Textauszug:
---

Filmfest Hamburg – renommiertes und junges Kino für alle

Lesezeit: 4 Minuten

Über 120 Filme aus aller Welt, Filmstars und junge Filmschaffende zu Gast und ein Tag des freien Eintritts – das ist das Filmfest Hamburg. Wer also noch vor dem Vorlesungsstart einen herbstlichen Ausflug in die Großstadt im Norden plant, kann gleich viel Kultur erleben.

Seit 1992 treffen sich Branche und Filmfans im Herbst auf dem Filmfest in Hamburg, um rund 120 Filme aus aller Welt zu sichten. Das Filmfest Hamburg ist das größte seiner Art im Herbst. Von Japan bis Chile – es ist wirklich alles dabei und schon fühlt man sich wie auf einer Weltreise. Doch die Welt kommt nach Hamburg und auch mich zieht es seit ein paar Jahren regelmäßig dorthin – denn es ist ein ganz besonderes Gefühl, von Premiere zur Premiere und aus einem Kinosaal in den nächsten zu rennen, um vielleicht DEN Film des Jahres zu entdecken. Und dabei internationale Filmemacher*innen zu treffen, die ihre Filme persönlich präsentieren.

---

Auflistung:
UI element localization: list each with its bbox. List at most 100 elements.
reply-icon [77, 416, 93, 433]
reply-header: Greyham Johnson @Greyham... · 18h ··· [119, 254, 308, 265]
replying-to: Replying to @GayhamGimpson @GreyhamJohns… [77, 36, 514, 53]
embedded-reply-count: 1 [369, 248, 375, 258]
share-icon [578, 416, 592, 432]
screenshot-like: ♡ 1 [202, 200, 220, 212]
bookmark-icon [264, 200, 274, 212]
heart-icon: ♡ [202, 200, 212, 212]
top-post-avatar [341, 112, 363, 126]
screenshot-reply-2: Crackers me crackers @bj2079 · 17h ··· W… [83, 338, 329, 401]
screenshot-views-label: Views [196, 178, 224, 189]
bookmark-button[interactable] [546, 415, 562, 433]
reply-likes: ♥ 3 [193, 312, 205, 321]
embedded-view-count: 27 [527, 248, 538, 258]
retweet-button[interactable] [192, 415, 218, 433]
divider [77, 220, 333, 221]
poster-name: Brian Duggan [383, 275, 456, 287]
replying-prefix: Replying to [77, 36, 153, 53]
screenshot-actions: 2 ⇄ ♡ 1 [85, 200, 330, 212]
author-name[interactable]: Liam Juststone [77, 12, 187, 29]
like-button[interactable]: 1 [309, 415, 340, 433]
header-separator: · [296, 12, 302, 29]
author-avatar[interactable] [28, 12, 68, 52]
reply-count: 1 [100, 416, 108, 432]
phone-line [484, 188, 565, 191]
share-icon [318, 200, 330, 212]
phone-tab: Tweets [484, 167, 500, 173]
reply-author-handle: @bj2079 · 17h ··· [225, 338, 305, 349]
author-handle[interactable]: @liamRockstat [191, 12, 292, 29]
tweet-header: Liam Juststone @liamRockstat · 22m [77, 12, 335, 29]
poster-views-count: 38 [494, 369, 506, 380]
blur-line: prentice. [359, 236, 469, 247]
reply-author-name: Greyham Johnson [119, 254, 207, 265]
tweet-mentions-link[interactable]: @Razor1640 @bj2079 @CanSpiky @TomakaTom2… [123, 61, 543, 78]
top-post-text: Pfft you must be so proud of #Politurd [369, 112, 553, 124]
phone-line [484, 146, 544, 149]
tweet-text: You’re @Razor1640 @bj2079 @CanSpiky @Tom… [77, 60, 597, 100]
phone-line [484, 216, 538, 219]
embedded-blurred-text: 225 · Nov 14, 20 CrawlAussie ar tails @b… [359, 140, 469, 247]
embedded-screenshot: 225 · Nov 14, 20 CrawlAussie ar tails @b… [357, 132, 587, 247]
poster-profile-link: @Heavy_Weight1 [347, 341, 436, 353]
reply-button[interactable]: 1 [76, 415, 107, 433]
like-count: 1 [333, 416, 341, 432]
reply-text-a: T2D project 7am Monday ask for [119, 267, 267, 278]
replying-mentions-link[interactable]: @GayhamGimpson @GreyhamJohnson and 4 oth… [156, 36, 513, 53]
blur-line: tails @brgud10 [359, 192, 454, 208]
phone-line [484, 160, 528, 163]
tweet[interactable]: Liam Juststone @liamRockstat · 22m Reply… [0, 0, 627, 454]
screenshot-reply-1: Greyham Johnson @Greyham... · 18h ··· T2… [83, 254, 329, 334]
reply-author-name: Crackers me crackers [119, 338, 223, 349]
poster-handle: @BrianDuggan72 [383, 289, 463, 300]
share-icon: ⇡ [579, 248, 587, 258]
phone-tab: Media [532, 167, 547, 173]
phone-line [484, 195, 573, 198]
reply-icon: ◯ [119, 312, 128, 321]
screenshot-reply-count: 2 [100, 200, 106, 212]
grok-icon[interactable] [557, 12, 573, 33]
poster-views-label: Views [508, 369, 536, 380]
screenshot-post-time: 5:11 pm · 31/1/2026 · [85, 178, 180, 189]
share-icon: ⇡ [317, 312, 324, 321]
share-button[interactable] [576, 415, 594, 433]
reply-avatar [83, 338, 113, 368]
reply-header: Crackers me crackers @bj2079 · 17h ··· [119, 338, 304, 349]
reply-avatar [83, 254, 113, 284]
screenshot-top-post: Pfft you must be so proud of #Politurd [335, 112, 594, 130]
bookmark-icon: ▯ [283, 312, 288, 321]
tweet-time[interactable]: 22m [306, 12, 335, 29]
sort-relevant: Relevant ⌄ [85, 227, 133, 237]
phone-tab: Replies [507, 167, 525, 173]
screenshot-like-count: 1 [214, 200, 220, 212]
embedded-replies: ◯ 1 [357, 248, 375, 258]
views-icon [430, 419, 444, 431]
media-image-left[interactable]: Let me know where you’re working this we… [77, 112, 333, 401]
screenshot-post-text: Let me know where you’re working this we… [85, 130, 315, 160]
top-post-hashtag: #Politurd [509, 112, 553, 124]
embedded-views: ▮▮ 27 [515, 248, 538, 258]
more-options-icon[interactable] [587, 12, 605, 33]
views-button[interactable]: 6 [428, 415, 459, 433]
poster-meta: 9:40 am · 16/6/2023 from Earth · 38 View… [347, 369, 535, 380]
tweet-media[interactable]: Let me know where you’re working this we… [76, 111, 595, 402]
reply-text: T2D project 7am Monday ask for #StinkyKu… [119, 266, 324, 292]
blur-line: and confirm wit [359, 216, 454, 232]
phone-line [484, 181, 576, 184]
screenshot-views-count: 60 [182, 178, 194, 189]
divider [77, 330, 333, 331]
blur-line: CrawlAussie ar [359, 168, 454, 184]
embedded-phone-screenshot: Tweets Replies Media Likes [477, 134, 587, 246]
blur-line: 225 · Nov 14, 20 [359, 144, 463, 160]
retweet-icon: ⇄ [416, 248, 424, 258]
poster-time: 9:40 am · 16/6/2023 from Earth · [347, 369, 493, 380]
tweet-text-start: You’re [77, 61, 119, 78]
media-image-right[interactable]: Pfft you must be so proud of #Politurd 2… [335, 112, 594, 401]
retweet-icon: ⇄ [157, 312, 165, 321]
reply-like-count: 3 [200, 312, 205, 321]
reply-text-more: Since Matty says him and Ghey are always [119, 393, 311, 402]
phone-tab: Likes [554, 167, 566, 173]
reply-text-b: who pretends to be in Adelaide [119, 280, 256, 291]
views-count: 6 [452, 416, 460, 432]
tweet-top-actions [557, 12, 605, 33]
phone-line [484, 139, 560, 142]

---

Aufgabe:
Schreiben Sie den Textauszug über das Filmfest Hamburg neu, beginnend bei den Worten „Über 120 Filme“ und endend nach „viel Kultur erleben.“. Setzen Sie dabei „Hansestadt“ an die Stelle von „Großstadt“.

Lösung:
Über 120 Filme aus aller Welt, Filmstars und junge Filmschaffende zu Gast und ein Tag des freien Eintritts – das ist das Filmfest Hamburg. Wer also noch vor dem Vorlesungsstart einen herbstlichen Ausflug in die Hansestadt im Norden plant, kann gleich viel Kultur erleben.